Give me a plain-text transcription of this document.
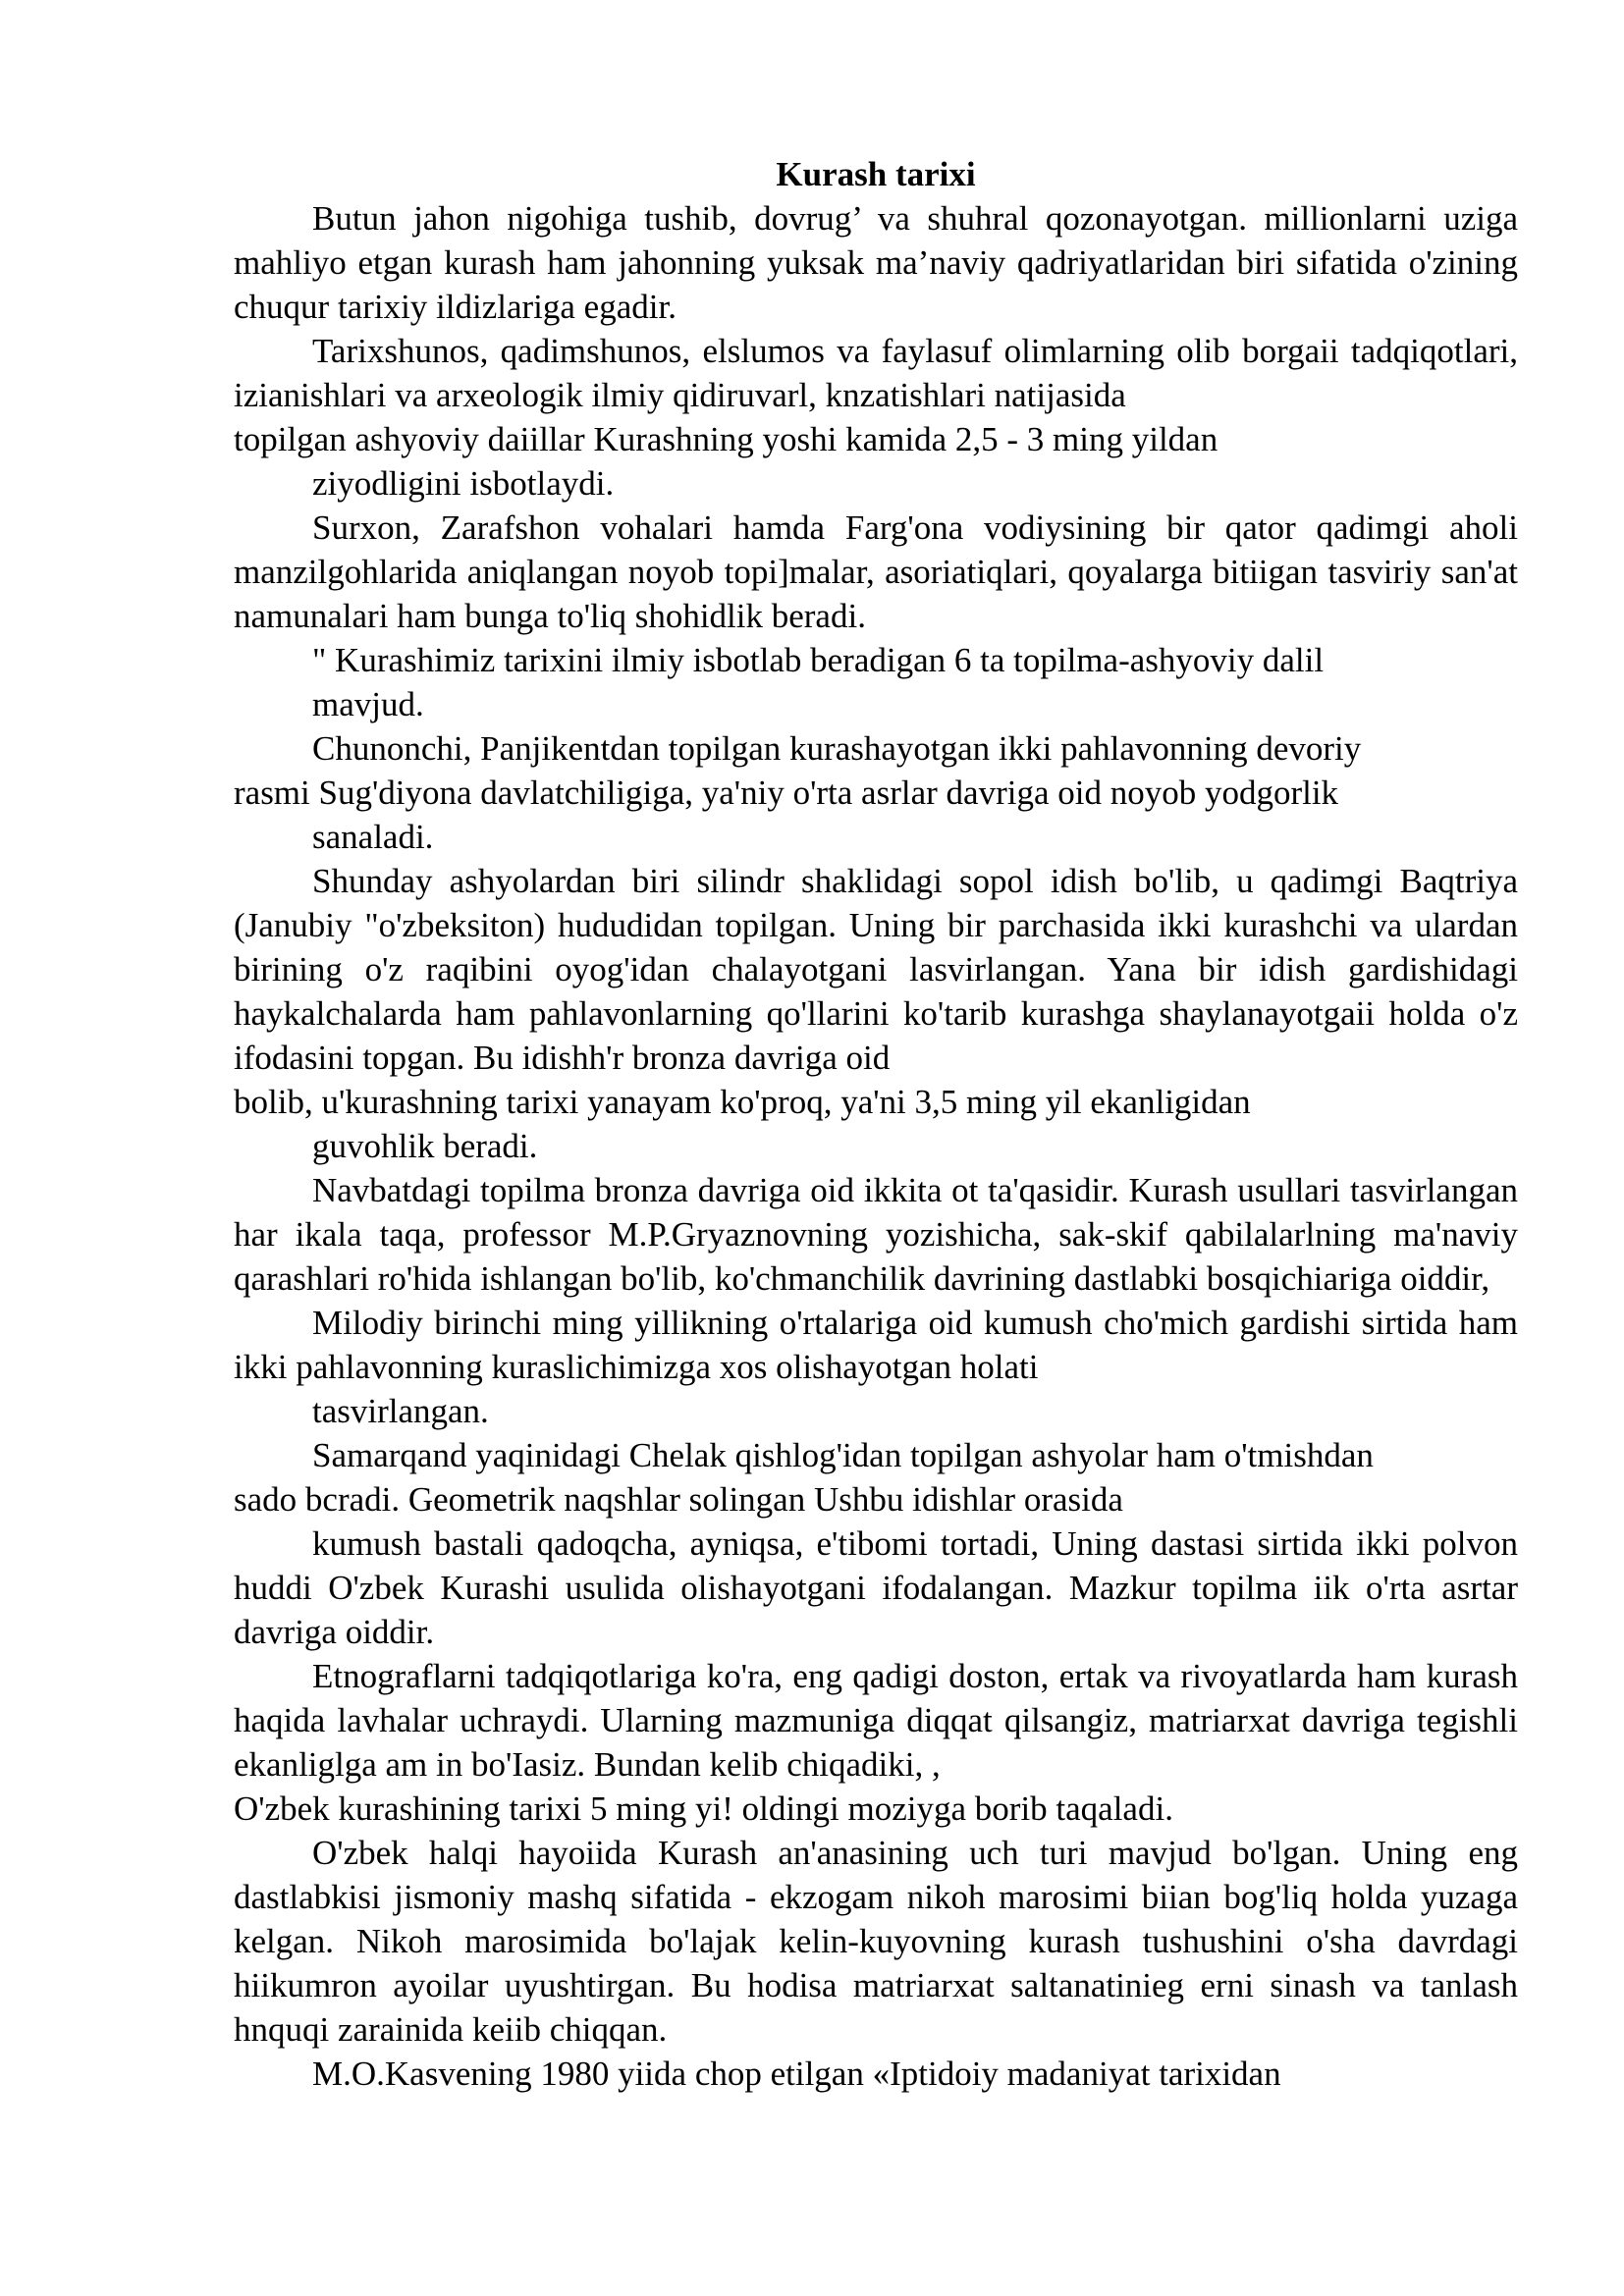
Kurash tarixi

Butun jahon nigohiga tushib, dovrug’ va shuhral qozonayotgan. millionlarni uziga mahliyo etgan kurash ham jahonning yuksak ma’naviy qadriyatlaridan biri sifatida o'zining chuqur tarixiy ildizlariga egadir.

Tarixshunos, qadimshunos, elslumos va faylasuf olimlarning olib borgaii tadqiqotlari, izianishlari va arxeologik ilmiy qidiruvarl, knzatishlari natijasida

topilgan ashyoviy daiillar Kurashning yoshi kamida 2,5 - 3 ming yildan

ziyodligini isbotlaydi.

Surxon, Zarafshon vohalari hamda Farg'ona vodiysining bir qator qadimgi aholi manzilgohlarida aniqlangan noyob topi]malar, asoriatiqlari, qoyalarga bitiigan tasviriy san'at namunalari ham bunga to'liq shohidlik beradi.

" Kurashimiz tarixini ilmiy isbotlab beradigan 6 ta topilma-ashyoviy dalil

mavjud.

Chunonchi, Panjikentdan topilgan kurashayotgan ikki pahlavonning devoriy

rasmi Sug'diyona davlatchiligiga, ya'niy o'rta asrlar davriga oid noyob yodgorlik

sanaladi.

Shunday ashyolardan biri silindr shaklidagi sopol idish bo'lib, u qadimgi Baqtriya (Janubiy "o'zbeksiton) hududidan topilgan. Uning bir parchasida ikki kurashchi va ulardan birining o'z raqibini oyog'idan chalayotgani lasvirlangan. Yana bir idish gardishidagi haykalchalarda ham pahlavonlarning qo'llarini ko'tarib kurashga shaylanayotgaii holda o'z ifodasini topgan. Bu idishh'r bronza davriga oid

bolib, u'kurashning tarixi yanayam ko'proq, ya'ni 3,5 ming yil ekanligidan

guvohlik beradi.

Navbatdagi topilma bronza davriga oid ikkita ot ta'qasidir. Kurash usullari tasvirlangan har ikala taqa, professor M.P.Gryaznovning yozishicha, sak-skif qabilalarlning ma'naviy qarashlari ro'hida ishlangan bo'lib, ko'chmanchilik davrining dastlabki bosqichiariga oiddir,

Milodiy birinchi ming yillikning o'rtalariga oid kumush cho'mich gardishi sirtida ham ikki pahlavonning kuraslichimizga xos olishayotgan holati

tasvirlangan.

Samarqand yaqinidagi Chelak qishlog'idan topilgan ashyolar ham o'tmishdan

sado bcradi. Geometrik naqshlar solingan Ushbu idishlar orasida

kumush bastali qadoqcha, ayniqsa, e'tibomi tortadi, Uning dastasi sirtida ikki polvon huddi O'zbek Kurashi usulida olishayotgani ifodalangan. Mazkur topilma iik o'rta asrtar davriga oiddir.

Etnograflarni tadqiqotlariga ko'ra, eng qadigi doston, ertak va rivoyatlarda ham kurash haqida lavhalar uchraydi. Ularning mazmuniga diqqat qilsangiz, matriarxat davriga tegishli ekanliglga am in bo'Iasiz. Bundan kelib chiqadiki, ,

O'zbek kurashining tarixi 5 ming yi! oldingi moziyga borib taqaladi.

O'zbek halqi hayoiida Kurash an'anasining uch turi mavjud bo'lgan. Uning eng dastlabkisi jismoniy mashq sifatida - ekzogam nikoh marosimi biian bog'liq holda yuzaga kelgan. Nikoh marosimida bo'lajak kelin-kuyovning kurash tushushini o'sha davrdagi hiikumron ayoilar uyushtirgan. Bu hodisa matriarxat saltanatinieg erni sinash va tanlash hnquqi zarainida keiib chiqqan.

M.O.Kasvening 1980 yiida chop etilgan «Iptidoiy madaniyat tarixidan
---
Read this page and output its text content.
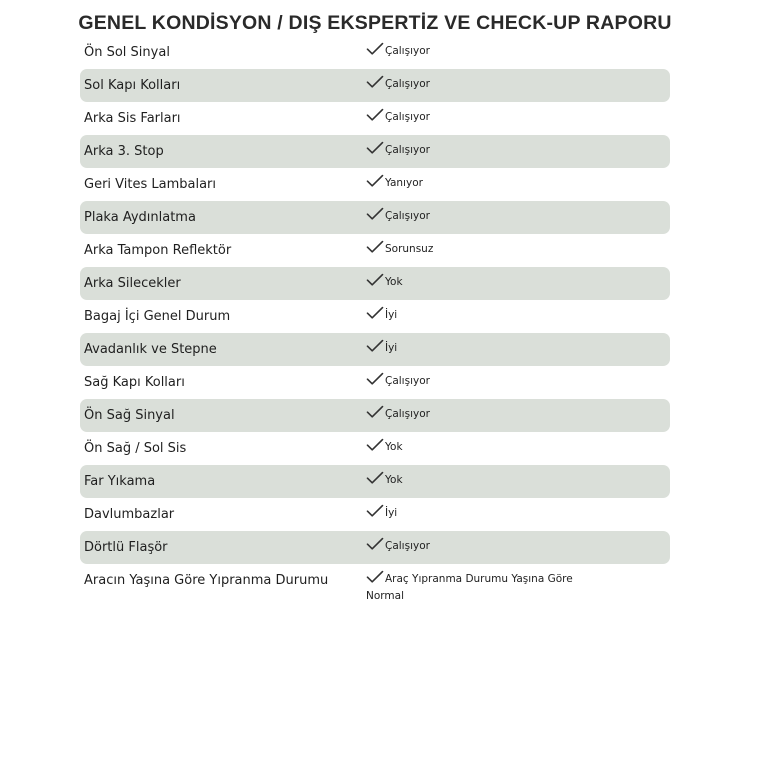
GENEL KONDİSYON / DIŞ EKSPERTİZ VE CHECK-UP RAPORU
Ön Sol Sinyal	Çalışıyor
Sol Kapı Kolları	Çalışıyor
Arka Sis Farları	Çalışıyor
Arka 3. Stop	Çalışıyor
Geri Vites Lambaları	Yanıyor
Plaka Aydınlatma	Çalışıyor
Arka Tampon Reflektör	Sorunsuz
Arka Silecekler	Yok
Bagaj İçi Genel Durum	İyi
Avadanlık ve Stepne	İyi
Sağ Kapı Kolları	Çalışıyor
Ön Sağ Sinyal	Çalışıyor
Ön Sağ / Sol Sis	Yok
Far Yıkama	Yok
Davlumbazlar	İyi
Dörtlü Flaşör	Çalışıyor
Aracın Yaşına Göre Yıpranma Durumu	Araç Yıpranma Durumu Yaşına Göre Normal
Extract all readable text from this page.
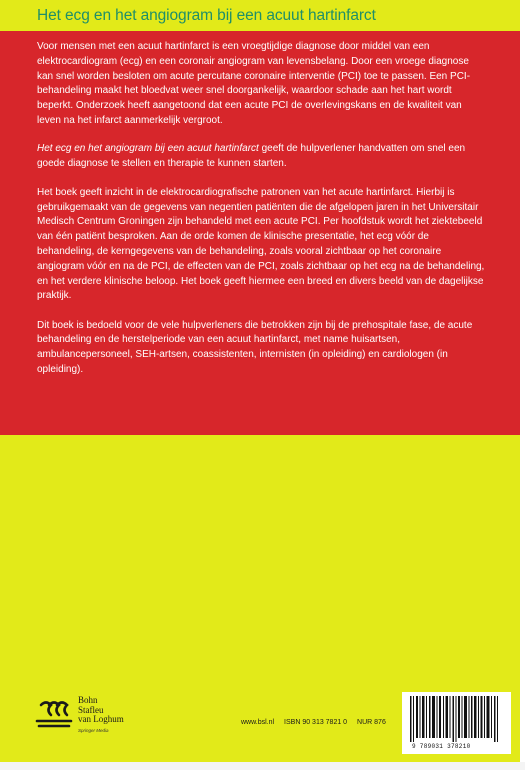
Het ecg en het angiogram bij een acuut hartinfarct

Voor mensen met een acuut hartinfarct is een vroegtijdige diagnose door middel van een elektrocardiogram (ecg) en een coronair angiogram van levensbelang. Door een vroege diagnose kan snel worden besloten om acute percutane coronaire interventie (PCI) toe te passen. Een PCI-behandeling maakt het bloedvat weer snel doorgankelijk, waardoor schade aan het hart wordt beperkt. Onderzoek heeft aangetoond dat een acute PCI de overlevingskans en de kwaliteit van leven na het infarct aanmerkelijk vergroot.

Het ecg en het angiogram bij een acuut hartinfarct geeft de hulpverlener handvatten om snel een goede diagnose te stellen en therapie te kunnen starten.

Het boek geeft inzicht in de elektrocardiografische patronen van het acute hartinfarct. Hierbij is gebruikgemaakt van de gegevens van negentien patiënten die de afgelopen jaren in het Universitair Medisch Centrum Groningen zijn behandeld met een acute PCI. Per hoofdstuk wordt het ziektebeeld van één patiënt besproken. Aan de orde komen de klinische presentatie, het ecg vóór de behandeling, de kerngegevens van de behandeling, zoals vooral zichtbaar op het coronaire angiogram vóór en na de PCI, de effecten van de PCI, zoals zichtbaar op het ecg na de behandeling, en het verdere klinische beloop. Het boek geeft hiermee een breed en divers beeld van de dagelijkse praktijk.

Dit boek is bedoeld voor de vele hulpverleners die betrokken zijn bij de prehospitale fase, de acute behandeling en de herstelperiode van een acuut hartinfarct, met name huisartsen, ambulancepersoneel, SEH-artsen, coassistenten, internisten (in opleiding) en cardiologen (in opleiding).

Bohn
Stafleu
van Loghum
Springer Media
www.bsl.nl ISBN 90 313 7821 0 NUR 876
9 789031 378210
--
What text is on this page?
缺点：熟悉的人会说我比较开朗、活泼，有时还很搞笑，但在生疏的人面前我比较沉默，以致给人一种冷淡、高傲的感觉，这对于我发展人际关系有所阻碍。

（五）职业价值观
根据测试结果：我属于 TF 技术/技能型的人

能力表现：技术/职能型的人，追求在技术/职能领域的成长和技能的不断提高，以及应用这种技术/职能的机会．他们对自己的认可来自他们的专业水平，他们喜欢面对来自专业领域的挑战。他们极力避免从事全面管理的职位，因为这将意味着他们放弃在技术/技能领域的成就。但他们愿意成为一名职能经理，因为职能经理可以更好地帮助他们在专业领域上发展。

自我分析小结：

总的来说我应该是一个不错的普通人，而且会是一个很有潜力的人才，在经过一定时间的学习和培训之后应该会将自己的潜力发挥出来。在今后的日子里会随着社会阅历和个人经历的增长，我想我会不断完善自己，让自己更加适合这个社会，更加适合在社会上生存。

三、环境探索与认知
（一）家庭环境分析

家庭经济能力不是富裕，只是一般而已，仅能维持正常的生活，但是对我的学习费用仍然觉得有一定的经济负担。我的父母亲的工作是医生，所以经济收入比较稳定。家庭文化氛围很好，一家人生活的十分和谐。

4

- **AIM**:
Report how many lines of the listing hold the word "text", with nothing but the number.

- **SOLVED PROBLEM**:
4